**** Data extract ****

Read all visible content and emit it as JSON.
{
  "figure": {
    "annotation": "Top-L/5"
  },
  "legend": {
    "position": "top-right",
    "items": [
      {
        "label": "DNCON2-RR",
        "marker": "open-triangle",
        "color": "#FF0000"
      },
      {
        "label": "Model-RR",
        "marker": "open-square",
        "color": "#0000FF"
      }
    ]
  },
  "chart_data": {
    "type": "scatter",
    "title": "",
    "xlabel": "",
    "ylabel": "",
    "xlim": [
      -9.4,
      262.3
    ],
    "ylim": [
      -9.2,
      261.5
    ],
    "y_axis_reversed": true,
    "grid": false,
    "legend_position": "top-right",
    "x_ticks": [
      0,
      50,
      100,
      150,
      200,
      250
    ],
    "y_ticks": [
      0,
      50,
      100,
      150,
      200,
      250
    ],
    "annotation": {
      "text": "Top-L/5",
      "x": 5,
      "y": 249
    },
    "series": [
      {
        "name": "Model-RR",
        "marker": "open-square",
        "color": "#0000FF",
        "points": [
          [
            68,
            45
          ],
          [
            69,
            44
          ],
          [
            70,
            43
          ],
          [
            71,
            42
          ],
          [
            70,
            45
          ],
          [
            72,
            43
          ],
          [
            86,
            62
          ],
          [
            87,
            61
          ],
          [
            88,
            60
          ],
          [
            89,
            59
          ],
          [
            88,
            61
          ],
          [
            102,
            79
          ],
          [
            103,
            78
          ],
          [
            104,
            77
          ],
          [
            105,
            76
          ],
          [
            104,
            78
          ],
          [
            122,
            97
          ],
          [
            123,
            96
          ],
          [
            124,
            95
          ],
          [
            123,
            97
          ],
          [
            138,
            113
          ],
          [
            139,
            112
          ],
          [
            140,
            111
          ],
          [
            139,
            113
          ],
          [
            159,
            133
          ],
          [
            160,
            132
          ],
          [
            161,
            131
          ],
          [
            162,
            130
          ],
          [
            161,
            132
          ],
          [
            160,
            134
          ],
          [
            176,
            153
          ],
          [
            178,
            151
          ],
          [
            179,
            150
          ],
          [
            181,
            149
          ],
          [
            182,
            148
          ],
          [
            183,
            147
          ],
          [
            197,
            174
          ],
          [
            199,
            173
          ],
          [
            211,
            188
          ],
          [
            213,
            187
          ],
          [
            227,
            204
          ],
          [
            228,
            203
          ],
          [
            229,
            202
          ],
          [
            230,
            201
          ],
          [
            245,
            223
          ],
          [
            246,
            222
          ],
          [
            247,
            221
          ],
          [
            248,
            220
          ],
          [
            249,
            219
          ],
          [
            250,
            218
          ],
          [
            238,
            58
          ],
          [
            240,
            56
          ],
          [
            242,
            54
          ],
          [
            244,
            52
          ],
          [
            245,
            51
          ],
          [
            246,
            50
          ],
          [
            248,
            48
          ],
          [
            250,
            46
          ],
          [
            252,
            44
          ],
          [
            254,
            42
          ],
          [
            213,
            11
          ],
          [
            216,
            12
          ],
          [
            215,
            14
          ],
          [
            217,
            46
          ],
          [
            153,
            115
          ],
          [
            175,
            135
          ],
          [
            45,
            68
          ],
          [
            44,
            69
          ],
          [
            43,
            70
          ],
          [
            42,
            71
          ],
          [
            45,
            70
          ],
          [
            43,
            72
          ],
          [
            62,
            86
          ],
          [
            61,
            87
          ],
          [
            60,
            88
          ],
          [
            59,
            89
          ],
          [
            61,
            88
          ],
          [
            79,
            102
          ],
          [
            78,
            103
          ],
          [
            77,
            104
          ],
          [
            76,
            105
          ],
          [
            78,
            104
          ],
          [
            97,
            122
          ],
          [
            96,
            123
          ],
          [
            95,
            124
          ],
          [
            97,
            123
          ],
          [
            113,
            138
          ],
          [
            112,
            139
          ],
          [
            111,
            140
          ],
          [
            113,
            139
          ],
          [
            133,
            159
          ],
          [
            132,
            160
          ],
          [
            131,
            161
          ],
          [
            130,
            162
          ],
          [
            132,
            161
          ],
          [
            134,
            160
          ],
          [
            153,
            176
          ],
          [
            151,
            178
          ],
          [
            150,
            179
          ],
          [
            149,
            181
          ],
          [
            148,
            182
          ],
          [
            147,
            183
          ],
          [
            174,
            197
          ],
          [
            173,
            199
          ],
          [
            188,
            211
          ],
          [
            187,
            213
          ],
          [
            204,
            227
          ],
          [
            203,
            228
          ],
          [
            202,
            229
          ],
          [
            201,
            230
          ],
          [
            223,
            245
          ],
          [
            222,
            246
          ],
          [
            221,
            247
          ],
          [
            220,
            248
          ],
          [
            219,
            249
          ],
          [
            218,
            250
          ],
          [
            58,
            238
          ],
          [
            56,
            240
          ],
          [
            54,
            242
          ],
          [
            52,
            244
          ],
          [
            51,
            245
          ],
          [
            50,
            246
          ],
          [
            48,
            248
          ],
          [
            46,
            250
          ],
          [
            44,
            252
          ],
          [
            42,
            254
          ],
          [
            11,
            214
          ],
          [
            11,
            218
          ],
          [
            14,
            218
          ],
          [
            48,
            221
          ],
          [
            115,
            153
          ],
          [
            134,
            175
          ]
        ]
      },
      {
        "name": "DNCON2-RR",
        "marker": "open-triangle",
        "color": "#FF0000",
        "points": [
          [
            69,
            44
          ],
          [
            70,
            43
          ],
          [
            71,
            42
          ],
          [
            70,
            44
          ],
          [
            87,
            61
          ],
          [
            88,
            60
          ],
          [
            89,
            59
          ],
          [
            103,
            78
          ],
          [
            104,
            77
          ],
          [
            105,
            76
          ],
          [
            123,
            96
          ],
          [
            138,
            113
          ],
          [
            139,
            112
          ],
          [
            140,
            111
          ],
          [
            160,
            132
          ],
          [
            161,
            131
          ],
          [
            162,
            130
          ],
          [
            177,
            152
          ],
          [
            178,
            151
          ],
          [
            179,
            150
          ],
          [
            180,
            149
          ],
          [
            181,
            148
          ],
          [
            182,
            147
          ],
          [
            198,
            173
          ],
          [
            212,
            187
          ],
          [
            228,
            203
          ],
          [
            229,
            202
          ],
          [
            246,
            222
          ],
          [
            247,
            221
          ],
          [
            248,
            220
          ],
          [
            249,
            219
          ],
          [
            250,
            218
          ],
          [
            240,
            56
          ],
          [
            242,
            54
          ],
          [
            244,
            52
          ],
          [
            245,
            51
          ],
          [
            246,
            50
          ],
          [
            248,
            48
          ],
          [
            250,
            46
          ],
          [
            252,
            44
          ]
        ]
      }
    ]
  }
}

****

Copy down the material exactly as written.

Read all visible content and emit it as JSON.
{
  "figure": {
    "annotation": "Top-L/5"
  },
  "legend": {
    "position": "top-right",
    "items": [
      {
        "label": "DNCON2-RR",
        "marker": "open-triangle",
        "color": "#FF0000"
      },
      {
        "label": "Model-RR",
        "marker": "open-square",
        "color": "#0000FF"
      }
    ]
  },
  "chart_data": {
    "type": "scatter",
    "title": "",
    "xlabel": "",
    "ylabel": "",
    "xlim": [
      -9.4,
      262.3
    ],
    "ylim": [
      -9.2,
      261.5
    ],
    "y_axis_reversed": true,
    "grid": false,
    "legend_position": "top-right",
    "x_ticks": [
      0,
      50,
      100,
      150,
      200,
      250
    ],
    "y_ticks": [
      0,
      50,
      100,
      150,
      200,
      250
    ],
    "annotation": {
      "text": "Top-L/5",
      "x": 5,
      "y": 249
    },
    "series": [
      {
        "name": "Model-RR",
        "marker": "open-square",
        "color": "#0000FF",
        "points": [
          [
            68,
            45
          ],
          [
            69,
            44
          ],
          [
            70,
            43
          ],
          [
            71,
            42
          ],
          [
            70,
            45
          ],
          [
            72,
            43
          ],
          [
            86,
            62
          ],
          [
            87,
            61
          ],
          [
            88,
            60
          ],
          [
            89,
            59
          ],
          [
            88,
            61
          ],
          [
            102,
            79
          ],
          [
            103,
            78
          ],
          [
            104,
            77
          ],
          [
            105,
            76
          ],
          [
            104,
            78
          ],
          [
            122,
            97
          ],
          [
            123,
            96
          ],
          [
            124,
            95
          ],
          [
            123,
            97
          ],
          [
            138,
            113
          ],
          [
            139,
            112
          ],
          [
            140,
            111
          ],
          [
            139,
            113
          ],
          [
            159,
            133
          ],
          [
            160,
            132
          ],
          [
            161,
            131
          ],
          [
            162,
            130
          ],
          [
            161,
            132
          ],
          [
            160,
            134
          ],
          [
            176,
            153
          ],
          [
            178,
            151
          ],
          [
            179,
            150
          ],
          [
            181,
            149
          ],
          [
            182,
            148
          ],
          [
            183,
            147
          ],
          [
            197,
            174
          ],
          [
            199,
            173
          ],
          [
            211,
            188
          ],
          [
            213,
            187
          ],
          [
            227,
            204
          ],
          [
            228,
            203
          ],
          [
            229,
            202
          ],
          [
            230,
            201
          ],
          [
            245,
            223
          ],
          [
            246,
            222
          ],
          [
            247,
            221
          ],
          [
            248,
            220
          ],
          [
            249,
            219
          ],
          [
            250,
            218
          ],
          [
            238,
            58
          ],
          [
            240,
            56
          ],
          [
            242,
            54
          ],
          [
            244,
            52
          ],
          [
            245,
            51
          ],
          [
            246,
            50
          ],
          [
            248,
            48
          ],
          [
            250,
            46
          ],
          [
            252,
            44
          ],
          [
            254,
            42
          ],
          [
            213,
            11
          ],
          [
            216,
            12
          ],
          [
            215,
            14
          ],
          [
            217,
            46
          ],
          [
            153,
            115
          ],
          [
            175,
            135
          ],
          [
            45,
            68
          ],
          [
            44,
            69
          ],
          [
            43,
            70
          ],
          [
            42,
            71
          ],
          [
            45,
            70
          ],
          [
            43,
            72
          ],
          [
            62,
            86
          ],
          [
            61,
            87
          ],
          [
            60,
            88
          ],
          [
            59,
            89
          ],
          [
            61,
            88
          ],
          [
            79,
            102
          ],
          [
            78,
            103
          ],
          [
            77,
            104
          ],
          [
            76,
            105
          ],
          [
            78,
            104
          ],
          [
            97,
            122
          ],
          [
            96,
            123
          ],
          [
            95,
            124
          ],
          [
            97,
            123
          ],
          [
            113,
            138
          ],
          [
            112,
            139
          ],
          [
            111,
            140
          ],
          [
            113,
            139
          ],
          [
            133,
            159
          ],
          [
            132,
            160
          ],
          [
            131,
            161
          ],
          [
            130,
            162
          ],
          [
            132,
            161
          ],
          [
            134,
            160
          ],
          [
            153,
            176
          ],
          [
            151,
            178
          ],
          [
            150,
            179
          ],
          [
            149,
            181
          ],
          [
            148,
            182
          ],
          [
            147,
            183
          ],
          [
            174,
            197
          ],
          [
            173,
            199
          ],
          [
            188,
            211
          ],
          [
            187,
            213
          ],
          [
            204,
            227
          ],
          [
            203,
            228
          ],
          [
            202,
            229
          ],
          [
            201,
            230
          ],
          [
            223,
            245
          ],
          [
            222,
            246
          ],
          [
            221,
            247
          ],
          [
            220,
            248
          ],
          [
            219,
            249
          ],
          [
            218,
            250
          ],
          [
            58,
            238
          ],
          [
            56,
            240
          ],
          [
            54,
            242
          ],
          [
            52,
            244
          ],
          [
            51,
            245
          ],
          [
            50,
            246
          ],
          [
            48,
            248
          ],
          [
            46,
            250
          ],
          [
            44,
            252
          ],
          [
            42,
            254
          ],
          [
            11,
            214
          ],
          [
            11,
            218
          ],
          [
            14,
            218
          ],
          [
            48,
            221
          ],
          [
            115,
            153
          ],
          [
            134,
            175
          ]
        ]
      },
      {
        "name": "DNCON2-RR",
        "marker": "open-triangle",
        "color": "#FF0000",
        "points": [
          [
            69,
            44
          ],
          [
            70,
            43
          ],
          [
            71,
            42
          ],
          [
            70,
            44
          ],
          [
            87,
            61
          ],
          [
            88,
            60
          ],
          [
            89,
            59
          ],
          [
            103,
            78
          ],
          [
            104,
            77
          ],
          [
            105,
            76
          ],
          [
            123,
            96
          ],
          [
            138,
            113
          ],
          [
            139,
            112
          ],
          [
            140,
            111
          ],
          [
            160,
            132
          ],
          [
            161,
            131
          ],
          [
            162,
            130
          ],
          [
            177,
            152
          ],
          [
            178,
            151
          ],
          [
            179,
            150
          ],
          [
            180,
            149
          ],
          [
            181,
            148
          ],
          [
            182,
            147
          ],
          [
            198,
            173
          ],
          [
            212,
            187
          ],
          [
            228,
            203
          ],
          [
            229,
            202
          ],
          [
            246,
            222
          ],
          [
            247,
            221
          ],
          [
            248,
            220
          ],
          [
            249,
            219
          ],
          [
            250,
            218
          ],
          [
            240,
            56
          ],
          [
            242,
            54
          ],
          [
            244,
            52
          ],
          [
            245,
            51
          ],
          [
            246,
            50
          ],
          [
            248,
            48
          ],
          [
            250,
            46
          ],
          [
            252,
            44
          ]
        ]
      }
    ]
  }
}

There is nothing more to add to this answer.